Below, find each line holding "left" and state how many there are, using the number alone.

• _MATERIAL FOR THE TASK_:
--- start ---
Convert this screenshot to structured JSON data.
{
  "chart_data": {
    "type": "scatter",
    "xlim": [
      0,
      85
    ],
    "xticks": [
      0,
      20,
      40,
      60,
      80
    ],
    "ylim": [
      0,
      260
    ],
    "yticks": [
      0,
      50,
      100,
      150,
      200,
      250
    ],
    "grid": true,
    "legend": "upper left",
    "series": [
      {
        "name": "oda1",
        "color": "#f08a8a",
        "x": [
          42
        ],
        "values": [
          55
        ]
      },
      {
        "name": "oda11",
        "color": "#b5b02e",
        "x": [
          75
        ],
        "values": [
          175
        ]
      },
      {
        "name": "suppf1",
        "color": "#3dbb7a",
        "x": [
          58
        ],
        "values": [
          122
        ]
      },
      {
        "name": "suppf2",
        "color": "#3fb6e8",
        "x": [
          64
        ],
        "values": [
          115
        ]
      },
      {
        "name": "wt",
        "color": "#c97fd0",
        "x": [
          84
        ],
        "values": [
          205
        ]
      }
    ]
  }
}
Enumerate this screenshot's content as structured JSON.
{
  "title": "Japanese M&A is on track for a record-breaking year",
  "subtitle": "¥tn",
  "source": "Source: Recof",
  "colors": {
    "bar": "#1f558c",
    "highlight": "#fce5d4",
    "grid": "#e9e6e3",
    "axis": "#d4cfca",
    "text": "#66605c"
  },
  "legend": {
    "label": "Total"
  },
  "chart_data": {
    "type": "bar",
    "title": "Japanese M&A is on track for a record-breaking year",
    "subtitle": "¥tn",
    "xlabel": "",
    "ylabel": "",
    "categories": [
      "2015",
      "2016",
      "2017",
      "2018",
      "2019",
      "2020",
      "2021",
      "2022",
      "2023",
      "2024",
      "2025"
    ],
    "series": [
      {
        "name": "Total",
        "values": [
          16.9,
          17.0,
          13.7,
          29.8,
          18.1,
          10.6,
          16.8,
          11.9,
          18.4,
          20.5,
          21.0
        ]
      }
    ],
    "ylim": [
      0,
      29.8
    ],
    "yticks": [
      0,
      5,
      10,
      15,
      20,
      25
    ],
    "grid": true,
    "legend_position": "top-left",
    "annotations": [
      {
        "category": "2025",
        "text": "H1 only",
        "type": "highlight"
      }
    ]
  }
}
--- end ---
• _WRITTEN SOLUTION_: 2